**WHAT IS EXPECTED:**
Please write out the material that follows, exactly as it stands.

(Records from a collection of figures)
# # # # # # #

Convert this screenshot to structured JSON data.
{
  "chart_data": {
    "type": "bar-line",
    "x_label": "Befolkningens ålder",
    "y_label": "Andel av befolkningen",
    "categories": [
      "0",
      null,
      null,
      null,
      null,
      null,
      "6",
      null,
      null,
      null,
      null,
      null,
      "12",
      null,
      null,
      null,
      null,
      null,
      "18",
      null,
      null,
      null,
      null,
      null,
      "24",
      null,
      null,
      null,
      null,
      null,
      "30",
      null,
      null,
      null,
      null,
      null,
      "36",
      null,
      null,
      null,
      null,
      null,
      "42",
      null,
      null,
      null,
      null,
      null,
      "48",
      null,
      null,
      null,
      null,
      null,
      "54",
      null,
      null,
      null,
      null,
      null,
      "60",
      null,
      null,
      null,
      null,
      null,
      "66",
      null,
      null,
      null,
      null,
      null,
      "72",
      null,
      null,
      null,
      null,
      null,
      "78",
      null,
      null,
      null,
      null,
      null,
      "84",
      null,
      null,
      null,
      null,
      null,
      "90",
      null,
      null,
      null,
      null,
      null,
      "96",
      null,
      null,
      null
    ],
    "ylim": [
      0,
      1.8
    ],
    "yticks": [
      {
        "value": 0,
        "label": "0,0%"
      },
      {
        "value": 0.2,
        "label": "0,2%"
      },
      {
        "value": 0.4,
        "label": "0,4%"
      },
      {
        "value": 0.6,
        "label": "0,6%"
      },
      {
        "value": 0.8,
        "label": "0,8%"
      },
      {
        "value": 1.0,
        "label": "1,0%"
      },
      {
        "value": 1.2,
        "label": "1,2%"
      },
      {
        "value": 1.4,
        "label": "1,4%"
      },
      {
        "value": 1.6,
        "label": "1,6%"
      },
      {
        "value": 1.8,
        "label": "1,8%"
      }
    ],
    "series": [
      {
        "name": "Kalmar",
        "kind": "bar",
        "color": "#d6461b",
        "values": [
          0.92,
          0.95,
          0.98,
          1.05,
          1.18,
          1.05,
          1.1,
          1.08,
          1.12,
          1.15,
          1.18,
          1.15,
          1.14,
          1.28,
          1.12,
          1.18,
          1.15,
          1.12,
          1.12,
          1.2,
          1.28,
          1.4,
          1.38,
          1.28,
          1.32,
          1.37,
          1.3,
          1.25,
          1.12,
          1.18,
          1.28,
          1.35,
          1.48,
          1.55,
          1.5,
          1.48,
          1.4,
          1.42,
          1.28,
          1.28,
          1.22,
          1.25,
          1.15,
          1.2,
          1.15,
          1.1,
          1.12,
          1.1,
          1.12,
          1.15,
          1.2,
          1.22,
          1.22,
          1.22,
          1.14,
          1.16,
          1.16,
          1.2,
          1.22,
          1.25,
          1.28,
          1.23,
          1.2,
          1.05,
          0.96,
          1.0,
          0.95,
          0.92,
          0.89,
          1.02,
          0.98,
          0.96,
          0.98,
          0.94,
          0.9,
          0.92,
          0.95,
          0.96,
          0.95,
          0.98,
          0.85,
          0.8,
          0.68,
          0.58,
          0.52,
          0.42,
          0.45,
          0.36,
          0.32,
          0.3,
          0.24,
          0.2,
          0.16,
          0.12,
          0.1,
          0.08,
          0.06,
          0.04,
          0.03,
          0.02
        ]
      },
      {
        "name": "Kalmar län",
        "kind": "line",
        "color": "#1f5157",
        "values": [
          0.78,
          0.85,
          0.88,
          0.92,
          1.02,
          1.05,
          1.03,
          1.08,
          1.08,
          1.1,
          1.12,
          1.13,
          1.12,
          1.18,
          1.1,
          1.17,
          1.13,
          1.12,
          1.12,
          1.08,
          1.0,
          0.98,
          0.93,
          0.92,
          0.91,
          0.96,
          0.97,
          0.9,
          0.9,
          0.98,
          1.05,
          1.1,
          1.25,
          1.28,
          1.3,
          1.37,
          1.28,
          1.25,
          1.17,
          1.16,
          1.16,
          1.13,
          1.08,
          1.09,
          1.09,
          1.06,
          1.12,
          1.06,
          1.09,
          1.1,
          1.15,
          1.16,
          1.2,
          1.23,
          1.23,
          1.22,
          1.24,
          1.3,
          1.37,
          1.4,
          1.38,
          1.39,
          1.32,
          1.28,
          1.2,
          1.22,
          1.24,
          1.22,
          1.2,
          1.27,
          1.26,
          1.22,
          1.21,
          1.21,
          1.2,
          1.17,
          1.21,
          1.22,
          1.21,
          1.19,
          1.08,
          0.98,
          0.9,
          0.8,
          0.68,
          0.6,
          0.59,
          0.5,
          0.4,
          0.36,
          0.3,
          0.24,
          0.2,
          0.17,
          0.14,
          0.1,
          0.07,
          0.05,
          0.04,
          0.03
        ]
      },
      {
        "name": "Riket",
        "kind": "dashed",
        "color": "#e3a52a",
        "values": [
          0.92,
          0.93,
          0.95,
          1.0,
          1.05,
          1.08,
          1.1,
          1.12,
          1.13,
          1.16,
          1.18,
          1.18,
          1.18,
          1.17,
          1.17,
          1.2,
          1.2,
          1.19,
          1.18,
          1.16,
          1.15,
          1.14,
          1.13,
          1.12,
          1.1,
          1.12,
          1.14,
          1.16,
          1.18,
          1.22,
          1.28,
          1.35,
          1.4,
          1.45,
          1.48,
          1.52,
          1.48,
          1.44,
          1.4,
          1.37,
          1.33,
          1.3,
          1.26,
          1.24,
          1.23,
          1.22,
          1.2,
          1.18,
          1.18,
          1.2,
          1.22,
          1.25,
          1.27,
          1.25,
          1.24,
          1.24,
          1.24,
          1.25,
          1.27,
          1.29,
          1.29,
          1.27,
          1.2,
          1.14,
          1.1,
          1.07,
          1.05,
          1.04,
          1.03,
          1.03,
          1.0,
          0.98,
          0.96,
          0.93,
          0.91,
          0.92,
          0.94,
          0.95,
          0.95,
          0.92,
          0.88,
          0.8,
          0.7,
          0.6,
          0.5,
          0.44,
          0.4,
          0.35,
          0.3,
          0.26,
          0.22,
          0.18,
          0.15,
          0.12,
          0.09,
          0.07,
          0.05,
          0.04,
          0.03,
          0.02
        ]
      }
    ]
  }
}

# # # # # # #

**COMPLETE OUTPUT:**
Convert this screenshot to structured JSON data.
{
  "chart_data": {
    "type": "bar-line",
    "x_label": "Befolkningens ålder",
    "y_label": "Andel av befolkningen",
    "categories": [
      "0",
      null,
      null,
      null,
      null,
      null,
      "6",
      null,
      null,
      null,
      null,
      null,
      "12",
      null,
      null,
      null,
      null,
      null,
      "18",
      null,
      null,
      null,
      null,
      null,
      "24",
      null,
      null,
      null,
      null,
      null,
      "30",
      null,
      null,
      null,
      null,
      null,
      "36",
      null,
      null,
      null,
      null,
      null,
      "42",
      null,
      null,
      null,
      null,
      null,
      "48",
      null,
      null,
      null,
      null,
      null,
      "54",
      null,
      null,
      null,
      null,
      null,
      "60",
      null,
      null,
      null,
      null,
      null,
      "66",
      null,
      null,
      null,
      null,
      null,
      "72",
      null,
      null,
      null,
      null,
      null,
      "78",
      null,
      null,
      null,
      null,
      null,
      "84",
      null,
      null,
      null,
      null,
      null,
      "90",
      null,
      null,
      null,
      null,
      null,
      "96",
      null,
      null,
      null
    ],
    "ylim": [
      0,
      1.8
    ],
    "yticks": [
      {
        "value": 0,
        "label": "0,0%"
      },
      {
        "value": 0.2,
        "label": "0,2%"
      },
      {
        "value": 0.4,
        "label": "0,4%"
      },
      {
        "value": 0.6,
        "label": "0,6%"
      },
      {
        "value": 0.8,
        "label": "0,8%"
      },
      {
        "value": 1.0,
        "label": "1,0%"
      },
      {
        "value": 1.2,
        "label": "1,2%"
      },
      {
        "value": 1.4,
        "label": "1,4%"
      },
      {
        "value": 1.6,
        "label": "1,6%"
      },
      {
        "value": 1.8,
        "label": "1,8%"
      }
    ],
    "series": [
      {
        "name": "Kalmar",
        "kind": "bar",
        "color": "#d6461b",
        "values": [
          0.92,
          0.95,
          0.98,
          1.05,
          1.18,
          1.05,
          1.1,
          1.08,
          1.12,
          1.15,
          1.18,
          1.15,
          1.14,
          1.28,
          1.12,
          1.18,
          1.15,
          1.12,
          1.12,
          1.2,
          1.28,
          1.4,
          1.38,
          1.28,
          1.32,
          1.37,
          1.3,
          1.25,
          1.12,
          1.18,
          1.28,
          1.35,
          1.48,
          1.55,
          1.5,
          1.48,
          1.4,
          1.42,
          1.28,
          1.28,
          1.22,
          1.25,
          1.15,
          1.2,
          1.15,
          1.1,
          1.12,
          1.1,
          1.12,
          1.15,
          1.2,
          1.22,
          1.22,
          1.22,
          1.14,
          1.16,
          1.16,
          1.2,
          1.22,
          1.25,
          1.28,
          1.23,
          1.2,
          1.05,
          0.96,
          1.0,
          0.95,
          0.92,
          0.89,
          1.02,
          0.98,
          0.96,
          0.98,
          0.94,
          0.9,
          0.92,
          0.95,
          0.96,
          0.95,
          0.98,
          0.85,
          0.8,
          0.68,
          0.58,
          0.52,
          0.42,
          0.45,
          0.36,
          0.32,
          0.3,
          0.24,
          0.2,
          0.16,
          0.12,
          0.1,
          0.08,
          0.06,
          0.04,
          0.03,
          0.02
        ]
      },
      {
        "name": "Kalmar län",
        "kind": "line",
        "color": "#1f5157",
        "values": [
          0.78,
          0.85,
          0.88,
          0.92,
          1.02,
          1.05,
          1.03,
          1.08,
          1.08,
          1.1,
          1.12,
          1.13,
          1.12,
          1.18,
          1.1,
          1.17,
          1.13,
          1.12,
          1.12,
          1.08,
          1.0,
          0.98,
          0.93,
          0.92,
          0.91,
          0.96,
          0.97,
          0.9,
          0.9,
          0.98,
          1.05,
          1.1,
          1.25,
          1.28,
          1.3,
          1.37,
          1.28,
          1.25,
          1.17,
          1.16,
          1.16,
          1.13,
          1.08,
          1.09,
          1.09,
          1.06,
          1.12,
          1.06,
          1.09,
          1.1,
          1.15,
          1.16,
          1.2,
          1.23,
          1.23,
          1.22,
          1.24,
          1.3,
          1.37,
          1.4,
          1.38,
          1.39,
          1.32,
          1.28,
          1.2,
          1.22,
          1.24,
          1.22,
          1.2,
          1.27,
          1.26,
          1.22,
          1.21,
          1.21,
          1.2,
          1.17,
          1.21,
          1.22,
          1.21,
          1.19,
          1.08,
          0.98,
          0.9,
          0.8,
          0.68,
          0.6,
          0.59,
          0.5,
          0.4,
          0.36,
          0.3,
          0.24,
          0.2,
          0.17,
          0.14,
          0.1,
          0.07,
          0.05,
          0.04,
          0.03
        ]
      },
      {
        "name": "Riket",
        "kind": "dashed",
        "color": "#e3a52a",
        "values": [
          0.92,
          0.93,
          0.95,
          1.0,
          1.05,
          1.08,
          1.1,
          1.12,
          1.13,
          1.16,
          1.18,
          1.18,
          1.18,
          1.17,
          1.17,
          1.2,
          1.2,
          1.19,
          1.18,
          1.16,
          1.15,
          1.14,
          1.13,
          1.12,
          1.1,
          1.12,
          1.14,
          1.16,
          1.18,
          1.22,
          1.28,
          1.35,
          1.4,
          1.45,
          1.48,
          1.52,
          1.48,
          1.44,
          1.4,
          1.37,
          1.33,
          1.3,
          1.26,
          1.24,
          1.23,
          1.22,
          1.2,
          1.18,
          1.18,
          1.2,
          1.22,
          1.25,
          1.27,
          1.25,
          1.24,
          1.24,
          1.24,
          1.25,
          1.27,
          1.29,
          1.29,
          1.27,
          1.2,
          1.14,
          1.1,
          1.07,
          1.05,
          1.04,
          1.03,
          1.03,
          1.0,
          0.98,
          0.96,
          0.93,
          0.91,
          0.92,
          0.94,
          0.95,
          0.95,
          0.92,
          0.88,
          0.8,
          0.7,
          0.6,
          0.5,
          0.44,
          0.4,
          0.35,
          0.3,
          0.26,
          0.22,
          0.18,
          0.15,
          0.12,
          0.09,
          0.07,
          0.05,
          0.04,
          0.03,
          0.02
        ]
      }
    ]
  }
}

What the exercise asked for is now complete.